**Stored items from a collection:**
══════════════════════════════

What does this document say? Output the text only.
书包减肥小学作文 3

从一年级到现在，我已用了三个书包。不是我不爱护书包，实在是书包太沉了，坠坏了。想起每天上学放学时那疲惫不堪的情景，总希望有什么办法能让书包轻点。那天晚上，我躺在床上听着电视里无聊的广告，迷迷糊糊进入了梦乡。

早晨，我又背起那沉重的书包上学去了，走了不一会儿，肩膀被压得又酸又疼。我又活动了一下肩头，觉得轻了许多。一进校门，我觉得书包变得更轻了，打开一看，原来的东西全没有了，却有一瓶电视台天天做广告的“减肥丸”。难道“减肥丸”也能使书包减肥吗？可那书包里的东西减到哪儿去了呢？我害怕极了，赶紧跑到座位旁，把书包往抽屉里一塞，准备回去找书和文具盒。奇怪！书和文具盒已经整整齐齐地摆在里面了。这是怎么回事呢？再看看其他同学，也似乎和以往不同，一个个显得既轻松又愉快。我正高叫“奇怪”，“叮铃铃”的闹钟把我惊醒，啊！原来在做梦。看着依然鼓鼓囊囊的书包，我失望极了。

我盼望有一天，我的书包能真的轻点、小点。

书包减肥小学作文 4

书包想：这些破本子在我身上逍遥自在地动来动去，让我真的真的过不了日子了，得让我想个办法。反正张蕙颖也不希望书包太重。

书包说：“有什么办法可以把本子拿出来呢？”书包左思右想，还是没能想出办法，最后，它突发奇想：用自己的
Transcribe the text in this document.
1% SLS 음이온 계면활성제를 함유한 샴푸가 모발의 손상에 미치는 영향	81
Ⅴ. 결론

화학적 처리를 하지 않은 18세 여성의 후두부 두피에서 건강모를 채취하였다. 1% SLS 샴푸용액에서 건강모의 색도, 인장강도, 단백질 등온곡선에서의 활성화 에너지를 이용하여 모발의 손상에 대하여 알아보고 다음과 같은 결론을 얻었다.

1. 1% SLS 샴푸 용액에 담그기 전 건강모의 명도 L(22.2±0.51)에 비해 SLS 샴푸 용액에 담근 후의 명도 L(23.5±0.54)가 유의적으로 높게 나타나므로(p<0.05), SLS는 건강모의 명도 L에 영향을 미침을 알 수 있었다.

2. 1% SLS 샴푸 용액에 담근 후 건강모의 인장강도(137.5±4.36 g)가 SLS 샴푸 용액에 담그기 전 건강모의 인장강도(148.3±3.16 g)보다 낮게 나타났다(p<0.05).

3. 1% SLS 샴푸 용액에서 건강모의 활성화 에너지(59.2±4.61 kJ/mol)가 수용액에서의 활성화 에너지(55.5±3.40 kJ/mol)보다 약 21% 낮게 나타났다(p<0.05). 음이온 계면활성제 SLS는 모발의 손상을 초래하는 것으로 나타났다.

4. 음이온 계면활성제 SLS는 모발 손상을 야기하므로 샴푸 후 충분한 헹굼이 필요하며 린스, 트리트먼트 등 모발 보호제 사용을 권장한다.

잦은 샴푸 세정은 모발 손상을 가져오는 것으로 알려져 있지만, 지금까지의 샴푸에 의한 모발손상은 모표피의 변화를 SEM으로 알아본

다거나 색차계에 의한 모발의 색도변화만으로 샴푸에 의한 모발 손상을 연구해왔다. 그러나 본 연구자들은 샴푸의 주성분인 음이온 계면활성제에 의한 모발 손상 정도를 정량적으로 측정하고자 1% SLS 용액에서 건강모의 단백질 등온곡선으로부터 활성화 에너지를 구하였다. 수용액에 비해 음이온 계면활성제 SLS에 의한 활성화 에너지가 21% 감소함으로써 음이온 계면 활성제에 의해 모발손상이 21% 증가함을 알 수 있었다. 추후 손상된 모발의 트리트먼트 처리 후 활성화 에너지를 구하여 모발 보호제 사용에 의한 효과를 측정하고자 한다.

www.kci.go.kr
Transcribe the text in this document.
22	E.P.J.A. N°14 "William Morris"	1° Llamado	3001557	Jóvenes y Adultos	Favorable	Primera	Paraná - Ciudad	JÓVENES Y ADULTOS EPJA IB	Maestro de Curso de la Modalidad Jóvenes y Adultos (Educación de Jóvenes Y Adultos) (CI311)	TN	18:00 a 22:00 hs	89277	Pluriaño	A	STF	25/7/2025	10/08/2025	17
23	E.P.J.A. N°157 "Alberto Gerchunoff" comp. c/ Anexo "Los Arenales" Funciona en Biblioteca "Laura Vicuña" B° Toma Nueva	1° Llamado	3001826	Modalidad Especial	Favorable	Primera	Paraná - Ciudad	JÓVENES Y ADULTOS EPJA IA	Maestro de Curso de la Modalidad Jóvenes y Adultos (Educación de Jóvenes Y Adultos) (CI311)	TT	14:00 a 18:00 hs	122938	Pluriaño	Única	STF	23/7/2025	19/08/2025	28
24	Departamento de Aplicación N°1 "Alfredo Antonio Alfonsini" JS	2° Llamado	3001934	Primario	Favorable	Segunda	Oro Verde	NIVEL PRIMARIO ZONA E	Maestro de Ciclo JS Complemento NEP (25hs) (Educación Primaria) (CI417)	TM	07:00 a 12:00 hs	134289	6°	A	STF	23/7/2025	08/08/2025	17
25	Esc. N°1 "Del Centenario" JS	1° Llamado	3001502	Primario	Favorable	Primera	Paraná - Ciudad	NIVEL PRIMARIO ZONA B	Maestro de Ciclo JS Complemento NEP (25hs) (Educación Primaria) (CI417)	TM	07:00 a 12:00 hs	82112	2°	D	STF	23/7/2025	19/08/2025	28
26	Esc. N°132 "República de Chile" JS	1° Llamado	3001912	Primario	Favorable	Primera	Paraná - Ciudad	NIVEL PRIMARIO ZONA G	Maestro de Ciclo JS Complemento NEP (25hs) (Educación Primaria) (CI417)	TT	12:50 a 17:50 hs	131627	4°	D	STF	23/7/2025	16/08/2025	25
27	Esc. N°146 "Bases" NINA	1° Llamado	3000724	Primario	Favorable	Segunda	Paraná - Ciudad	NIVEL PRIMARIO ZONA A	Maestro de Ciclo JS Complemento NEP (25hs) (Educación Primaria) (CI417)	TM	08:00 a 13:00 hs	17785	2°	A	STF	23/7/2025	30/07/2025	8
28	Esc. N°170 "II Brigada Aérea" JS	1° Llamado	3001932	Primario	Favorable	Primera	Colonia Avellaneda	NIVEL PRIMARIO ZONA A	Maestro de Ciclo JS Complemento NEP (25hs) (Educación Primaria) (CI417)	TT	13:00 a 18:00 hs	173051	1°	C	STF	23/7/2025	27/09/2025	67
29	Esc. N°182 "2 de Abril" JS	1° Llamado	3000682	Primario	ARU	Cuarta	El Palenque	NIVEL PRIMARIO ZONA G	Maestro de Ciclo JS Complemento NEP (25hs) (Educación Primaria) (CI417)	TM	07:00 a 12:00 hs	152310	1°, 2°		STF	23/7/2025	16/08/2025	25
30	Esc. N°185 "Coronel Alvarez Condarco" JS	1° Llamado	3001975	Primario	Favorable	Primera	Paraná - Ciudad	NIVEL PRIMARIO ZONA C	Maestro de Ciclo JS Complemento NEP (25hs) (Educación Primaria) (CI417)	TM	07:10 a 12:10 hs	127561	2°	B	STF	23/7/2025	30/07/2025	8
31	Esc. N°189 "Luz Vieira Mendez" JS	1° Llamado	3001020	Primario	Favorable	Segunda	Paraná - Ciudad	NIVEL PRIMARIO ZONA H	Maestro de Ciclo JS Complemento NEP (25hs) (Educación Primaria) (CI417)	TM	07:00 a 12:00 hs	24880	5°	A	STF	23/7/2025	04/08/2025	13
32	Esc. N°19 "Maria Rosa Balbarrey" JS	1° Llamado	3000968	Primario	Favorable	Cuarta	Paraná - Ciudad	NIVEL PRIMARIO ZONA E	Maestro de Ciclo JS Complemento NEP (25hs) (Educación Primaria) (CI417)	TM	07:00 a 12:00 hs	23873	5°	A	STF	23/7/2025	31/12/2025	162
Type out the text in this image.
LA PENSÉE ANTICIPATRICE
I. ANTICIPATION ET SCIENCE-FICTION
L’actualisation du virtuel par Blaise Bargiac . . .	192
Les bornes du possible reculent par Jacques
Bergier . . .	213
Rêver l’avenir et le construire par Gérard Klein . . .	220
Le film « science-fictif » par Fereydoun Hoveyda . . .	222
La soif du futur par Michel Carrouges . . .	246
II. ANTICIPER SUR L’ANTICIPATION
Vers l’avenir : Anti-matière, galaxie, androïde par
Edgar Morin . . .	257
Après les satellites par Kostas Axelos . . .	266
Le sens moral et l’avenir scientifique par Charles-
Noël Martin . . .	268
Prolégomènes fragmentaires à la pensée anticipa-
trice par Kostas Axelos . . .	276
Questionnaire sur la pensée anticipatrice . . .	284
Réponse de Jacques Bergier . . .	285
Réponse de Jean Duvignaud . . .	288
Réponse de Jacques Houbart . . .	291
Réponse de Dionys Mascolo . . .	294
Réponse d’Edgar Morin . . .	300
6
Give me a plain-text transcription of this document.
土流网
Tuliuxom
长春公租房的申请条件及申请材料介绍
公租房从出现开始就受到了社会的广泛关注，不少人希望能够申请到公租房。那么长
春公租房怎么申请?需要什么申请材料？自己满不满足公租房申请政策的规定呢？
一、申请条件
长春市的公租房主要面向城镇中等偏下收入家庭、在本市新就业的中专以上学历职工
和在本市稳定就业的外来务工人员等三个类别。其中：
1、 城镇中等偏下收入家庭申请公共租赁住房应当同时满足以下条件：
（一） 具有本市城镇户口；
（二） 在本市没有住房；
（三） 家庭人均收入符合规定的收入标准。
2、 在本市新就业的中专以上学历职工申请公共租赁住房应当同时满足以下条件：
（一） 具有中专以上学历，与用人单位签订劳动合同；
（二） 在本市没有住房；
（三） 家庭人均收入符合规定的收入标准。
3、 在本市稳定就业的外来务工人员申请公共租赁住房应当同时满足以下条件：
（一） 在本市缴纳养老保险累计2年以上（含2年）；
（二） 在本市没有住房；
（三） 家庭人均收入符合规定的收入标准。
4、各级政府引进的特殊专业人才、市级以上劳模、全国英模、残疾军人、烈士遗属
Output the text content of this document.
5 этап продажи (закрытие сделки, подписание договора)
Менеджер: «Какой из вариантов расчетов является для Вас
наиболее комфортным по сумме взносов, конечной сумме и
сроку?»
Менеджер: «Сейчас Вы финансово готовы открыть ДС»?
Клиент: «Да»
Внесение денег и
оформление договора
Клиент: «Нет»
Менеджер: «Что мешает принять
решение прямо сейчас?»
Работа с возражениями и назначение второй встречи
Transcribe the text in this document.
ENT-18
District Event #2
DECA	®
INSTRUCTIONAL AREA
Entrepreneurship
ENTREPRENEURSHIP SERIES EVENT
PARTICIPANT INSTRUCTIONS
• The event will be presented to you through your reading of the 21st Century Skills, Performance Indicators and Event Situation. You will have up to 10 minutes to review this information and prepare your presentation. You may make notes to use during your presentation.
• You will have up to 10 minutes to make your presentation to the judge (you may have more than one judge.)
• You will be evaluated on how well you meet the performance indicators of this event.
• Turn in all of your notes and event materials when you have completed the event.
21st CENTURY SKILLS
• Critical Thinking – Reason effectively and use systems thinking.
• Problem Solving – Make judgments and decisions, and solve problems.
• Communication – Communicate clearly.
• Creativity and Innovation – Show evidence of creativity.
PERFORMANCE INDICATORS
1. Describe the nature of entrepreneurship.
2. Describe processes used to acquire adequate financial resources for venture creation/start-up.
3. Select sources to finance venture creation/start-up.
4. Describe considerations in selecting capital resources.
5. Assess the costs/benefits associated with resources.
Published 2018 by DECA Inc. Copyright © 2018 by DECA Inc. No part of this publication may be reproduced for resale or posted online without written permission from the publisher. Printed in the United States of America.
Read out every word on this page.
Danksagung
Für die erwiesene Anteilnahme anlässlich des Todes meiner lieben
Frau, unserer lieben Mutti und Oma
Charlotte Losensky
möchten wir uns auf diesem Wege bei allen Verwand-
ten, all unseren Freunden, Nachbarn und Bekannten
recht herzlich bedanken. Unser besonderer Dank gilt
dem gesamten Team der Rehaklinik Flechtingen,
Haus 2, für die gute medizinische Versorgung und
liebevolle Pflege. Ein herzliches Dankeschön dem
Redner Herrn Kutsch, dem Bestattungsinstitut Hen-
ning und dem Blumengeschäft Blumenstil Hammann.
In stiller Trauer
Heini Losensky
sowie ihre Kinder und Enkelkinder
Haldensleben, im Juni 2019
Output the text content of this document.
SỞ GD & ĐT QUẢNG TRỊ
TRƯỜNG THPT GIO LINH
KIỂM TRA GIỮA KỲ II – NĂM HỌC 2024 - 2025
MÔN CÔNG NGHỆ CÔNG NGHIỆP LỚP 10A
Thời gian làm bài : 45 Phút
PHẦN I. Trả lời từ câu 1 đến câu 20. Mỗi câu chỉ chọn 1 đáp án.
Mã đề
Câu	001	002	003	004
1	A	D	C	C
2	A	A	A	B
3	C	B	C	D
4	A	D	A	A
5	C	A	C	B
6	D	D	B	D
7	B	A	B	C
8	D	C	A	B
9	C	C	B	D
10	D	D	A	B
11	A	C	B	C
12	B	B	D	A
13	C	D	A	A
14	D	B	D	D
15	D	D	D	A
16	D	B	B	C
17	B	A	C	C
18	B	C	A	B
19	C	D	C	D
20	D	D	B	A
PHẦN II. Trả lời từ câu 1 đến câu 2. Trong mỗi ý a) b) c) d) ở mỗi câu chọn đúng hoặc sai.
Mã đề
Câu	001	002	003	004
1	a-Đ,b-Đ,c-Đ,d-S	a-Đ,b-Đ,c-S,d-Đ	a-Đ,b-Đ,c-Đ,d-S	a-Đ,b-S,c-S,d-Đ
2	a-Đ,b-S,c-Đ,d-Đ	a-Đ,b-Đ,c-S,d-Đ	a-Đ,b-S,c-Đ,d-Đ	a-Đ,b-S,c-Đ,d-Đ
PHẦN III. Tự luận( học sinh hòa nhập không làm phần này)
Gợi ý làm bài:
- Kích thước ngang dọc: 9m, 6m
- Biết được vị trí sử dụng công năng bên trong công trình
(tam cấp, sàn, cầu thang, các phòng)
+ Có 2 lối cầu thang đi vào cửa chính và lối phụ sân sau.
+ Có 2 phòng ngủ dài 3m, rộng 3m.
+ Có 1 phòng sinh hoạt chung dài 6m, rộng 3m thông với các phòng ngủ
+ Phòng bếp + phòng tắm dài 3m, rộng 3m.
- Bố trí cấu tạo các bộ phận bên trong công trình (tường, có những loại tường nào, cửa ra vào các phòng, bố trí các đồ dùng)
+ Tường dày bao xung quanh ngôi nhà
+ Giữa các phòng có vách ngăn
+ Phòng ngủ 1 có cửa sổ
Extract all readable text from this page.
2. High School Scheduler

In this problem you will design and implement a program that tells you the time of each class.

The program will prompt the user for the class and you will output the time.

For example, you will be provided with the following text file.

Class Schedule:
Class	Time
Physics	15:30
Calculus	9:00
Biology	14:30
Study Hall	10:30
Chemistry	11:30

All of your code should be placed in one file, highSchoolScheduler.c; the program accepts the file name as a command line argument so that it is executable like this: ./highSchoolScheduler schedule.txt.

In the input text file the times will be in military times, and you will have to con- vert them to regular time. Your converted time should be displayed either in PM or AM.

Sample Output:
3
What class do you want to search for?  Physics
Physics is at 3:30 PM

══════════════════════════════

Reproduce each line of the entries in which the word "Jóvenes" is found.

22	E.P.J.A. N°14 "William Morris"	1° Llamado	3001557	Jóvenes y Adultos	Favorable	Primera	Paraná - Ciudad	JÓVENES Y ADULTOS EPJA IB	Maestro de Curso de la Modalidad Jóvenes y Adultos (Educación de Jóvenes Y Adultos) (CI311)	TN	18:00 a 22:00 hs	89277	Pluriaño	A	STF	25/7/2025	10/08/2025	17
23	E.P.J.A. N°157 "Alberto Gerchunoff" comp. c/ Anexo "Los Arenales" Funciona en Biblioteca "Laura Vicuña" B° Toma Nueva	1° Llamado	3001826	Modalidad Especial	Favorable	Primera	Paraná - Ciudad	JÓVENES Y ADULTOS EPJA IA	Maestro de Curso de la Modalidad Jóvenes y Adultos (Educación de Jóvenes Y Adultos) (CI311)	TT	14:00 a 18:00 hs	122938	Pluriaño	Única	STF	23/7/2025	19/08/2025	28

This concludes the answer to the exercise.